# [PROMPT]
Print the items from the start of the records through the line containing "bottom-corrected-point [420, 817, 427, 823]", keeping every line unchanged. Include both the first line and that final line.

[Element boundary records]

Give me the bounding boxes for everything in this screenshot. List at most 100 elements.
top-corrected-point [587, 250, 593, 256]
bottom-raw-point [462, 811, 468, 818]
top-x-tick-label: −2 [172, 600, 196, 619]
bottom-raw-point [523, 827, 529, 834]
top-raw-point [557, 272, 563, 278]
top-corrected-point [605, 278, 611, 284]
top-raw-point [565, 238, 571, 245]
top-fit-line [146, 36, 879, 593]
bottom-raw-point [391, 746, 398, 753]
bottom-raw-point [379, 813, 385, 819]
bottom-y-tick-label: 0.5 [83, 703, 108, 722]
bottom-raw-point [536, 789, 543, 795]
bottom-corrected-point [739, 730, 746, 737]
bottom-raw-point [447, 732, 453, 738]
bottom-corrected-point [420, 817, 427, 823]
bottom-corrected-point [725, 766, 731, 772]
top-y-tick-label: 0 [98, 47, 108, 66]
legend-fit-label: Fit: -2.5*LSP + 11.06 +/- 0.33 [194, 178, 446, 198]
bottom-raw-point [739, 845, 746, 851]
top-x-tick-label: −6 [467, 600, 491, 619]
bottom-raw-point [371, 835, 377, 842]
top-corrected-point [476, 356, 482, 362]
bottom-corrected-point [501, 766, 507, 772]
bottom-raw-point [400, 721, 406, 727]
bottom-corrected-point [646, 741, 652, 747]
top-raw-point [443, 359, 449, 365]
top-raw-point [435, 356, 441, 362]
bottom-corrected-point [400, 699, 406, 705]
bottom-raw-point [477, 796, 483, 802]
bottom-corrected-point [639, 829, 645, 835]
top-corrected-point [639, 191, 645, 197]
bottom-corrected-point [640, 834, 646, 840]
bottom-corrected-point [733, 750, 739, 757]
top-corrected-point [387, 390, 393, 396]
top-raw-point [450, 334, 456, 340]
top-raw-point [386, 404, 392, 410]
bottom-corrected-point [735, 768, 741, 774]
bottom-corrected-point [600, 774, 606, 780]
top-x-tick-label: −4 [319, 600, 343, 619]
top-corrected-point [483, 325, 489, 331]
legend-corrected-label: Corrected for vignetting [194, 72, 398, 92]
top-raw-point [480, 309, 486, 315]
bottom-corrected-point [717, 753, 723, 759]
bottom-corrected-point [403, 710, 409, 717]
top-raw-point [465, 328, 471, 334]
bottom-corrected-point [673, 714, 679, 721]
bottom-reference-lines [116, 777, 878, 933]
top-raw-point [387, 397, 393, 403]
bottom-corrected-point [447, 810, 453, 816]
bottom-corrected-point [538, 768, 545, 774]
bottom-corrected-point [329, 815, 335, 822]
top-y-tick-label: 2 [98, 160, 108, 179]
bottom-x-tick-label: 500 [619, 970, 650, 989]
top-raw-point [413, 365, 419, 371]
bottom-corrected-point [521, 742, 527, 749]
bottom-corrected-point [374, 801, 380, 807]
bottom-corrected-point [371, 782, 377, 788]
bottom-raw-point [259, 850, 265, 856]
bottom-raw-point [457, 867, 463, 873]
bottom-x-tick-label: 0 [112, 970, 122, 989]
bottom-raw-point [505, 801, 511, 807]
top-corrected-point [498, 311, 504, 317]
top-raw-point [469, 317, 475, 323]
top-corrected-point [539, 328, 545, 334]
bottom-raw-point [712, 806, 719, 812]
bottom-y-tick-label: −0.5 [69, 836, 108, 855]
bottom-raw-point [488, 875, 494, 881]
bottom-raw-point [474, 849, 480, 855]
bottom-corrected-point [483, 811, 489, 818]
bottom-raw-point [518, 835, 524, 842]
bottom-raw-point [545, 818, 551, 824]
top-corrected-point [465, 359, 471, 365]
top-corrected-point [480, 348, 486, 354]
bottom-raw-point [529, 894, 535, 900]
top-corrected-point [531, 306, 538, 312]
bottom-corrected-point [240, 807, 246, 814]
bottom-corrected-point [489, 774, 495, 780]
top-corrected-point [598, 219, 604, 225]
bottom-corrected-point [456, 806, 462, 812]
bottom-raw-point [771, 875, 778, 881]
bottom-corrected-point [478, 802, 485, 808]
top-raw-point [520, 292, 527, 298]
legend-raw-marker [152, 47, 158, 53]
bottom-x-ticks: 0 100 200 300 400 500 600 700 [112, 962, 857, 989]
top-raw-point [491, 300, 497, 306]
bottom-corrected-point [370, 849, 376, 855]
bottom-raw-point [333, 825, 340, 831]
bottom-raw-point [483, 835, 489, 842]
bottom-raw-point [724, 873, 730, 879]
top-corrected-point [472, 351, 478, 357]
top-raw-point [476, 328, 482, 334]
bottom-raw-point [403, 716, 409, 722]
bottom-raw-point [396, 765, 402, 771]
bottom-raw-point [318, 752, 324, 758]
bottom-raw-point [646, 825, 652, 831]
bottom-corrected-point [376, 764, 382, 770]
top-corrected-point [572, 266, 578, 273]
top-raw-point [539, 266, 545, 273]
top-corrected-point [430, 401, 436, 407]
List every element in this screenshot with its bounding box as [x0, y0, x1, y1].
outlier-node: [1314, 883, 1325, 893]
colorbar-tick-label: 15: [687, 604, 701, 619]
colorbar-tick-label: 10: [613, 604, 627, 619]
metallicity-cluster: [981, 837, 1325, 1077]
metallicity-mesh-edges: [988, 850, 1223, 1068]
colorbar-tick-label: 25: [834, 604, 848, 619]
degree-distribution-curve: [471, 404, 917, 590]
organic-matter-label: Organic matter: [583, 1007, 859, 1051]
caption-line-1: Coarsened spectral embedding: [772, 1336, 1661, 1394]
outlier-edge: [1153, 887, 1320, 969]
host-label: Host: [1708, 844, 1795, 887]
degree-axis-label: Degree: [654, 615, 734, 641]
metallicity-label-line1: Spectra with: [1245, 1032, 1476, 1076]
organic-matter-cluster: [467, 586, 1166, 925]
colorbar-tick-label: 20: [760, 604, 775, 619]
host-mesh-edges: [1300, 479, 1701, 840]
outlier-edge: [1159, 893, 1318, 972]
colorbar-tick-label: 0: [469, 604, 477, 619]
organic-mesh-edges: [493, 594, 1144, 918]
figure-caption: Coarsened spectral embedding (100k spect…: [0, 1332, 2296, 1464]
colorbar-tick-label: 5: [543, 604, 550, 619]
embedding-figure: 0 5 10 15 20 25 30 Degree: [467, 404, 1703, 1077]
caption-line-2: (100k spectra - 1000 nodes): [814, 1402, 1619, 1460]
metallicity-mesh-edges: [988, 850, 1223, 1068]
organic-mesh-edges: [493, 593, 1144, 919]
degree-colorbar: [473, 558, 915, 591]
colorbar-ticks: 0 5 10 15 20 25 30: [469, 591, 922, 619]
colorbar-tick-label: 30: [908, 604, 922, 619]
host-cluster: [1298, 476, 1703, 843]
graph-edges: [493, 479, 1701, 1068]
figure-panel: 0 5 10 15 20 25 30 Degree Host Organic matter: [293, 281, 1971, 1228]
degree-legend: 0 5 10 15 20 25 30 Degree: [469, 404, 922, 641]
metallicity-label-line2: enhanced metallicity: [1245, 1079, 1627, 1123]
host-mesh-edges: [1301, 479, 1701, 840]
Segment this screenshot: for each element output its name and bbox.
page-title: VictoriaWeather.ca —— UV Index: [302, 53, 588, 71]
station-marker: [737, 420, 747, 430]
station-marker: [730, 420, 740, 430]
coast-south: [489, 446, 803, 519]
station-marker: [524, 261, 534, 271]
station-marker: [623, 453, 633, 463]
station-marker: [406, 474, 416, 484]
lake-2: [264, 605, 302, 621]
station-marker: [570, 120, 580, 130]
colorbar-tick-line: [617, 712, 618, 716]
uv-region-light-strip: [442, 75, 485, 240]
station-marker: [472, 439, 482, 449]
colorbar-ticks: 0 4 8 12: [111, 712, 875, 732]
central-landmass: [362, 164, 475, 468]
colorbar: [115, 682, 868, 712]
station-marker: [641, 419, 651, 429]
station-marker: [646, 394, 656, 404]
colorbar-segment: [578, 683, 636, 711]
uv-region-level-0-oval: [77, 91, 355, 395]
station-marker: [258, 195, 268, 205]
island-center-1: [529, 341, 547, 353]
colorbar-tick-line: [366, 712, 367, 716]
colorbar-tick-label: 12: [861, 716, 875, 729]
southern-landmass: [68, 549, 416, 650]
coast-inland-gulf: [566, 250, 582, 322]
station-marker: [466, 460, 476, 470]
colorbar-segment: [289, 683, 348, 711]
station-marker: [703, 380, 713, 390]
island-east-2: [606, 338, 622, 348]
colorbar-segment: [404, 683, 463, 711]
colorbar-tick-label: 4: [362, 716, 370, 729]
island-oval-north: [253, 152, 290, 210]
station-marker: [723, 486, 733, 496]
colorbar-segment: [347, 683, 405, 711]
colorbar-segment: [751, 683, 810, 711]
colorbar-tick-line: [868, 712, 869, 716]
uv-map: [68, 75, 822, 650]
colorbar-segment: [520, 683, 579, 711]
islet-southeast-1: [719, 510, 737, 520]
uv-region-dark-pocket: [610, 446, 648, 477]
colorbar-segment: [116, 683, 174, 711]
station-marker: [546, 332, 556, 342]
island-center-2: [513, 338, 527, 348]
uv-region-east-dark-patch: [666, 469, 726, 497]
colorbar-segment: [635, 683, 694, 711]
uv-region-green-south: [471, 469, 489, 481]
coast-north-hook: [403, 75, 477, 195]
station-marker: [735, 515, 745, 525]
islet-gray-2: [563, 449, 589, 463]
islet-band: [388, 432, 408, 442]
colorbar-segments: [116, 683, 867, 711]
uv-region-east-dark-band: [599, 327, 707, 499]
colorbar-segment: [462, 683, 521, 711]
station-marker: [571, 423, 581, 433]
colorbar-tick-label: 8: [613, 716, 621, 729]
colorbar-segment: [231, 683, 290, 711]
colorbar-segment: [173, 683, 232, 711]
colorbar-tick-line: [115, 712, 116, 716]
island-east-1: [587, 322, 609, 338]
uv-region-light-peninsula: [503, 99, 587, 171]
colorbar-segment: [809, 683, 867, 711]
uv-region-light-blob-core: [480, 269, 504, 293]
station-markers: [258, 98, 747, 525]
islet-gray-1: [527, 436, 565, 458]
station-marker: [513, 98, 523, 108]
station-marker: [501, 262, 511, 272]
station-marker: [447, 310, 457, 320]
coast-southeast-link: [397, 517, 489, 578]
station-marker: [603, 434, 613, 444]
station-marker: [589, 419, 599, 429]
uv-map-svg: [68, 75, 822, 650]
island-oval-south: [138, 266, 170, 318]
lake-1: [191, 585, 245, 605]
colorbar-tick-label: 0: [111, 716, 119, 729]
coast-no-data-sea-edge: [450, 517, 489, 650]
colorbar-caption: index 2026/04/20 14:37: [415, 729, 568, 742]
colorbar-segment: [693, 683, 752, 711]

# [CORRECT RESULT]
Give me the bounding boxes for everything in this screenshot. List at most 100 elements.
top-corrected-point [587, 250, 593, 256]
bottom-raw-point [462, 811, 468, 818]
top-x-tick-label: −2 [172, 600, 196, 619]
bottom-raw-point [523, 827, 529, 834]
top-raw-point [557, 272, 563, 278]
top-corrected-point [605, 278, 611, 284]
top-raw-point [565, 238, 571, 245]
top-fit-line [146, 36, 879, 593]
bottom-raw-point [391, 746, 398, 753]
bottom-raw-point [379, 813, 385, 819]
bottom-y-tick-label: 0.5 [83, 703, 108, 722]
bottom-raw-point [536, 789, 543, 795]
bottom-corrected-point [739, 730, 746, 737]
bottom-raw-point [447, 732, 453, 738]
bottom-corrected-point [420, 817, 427, 823]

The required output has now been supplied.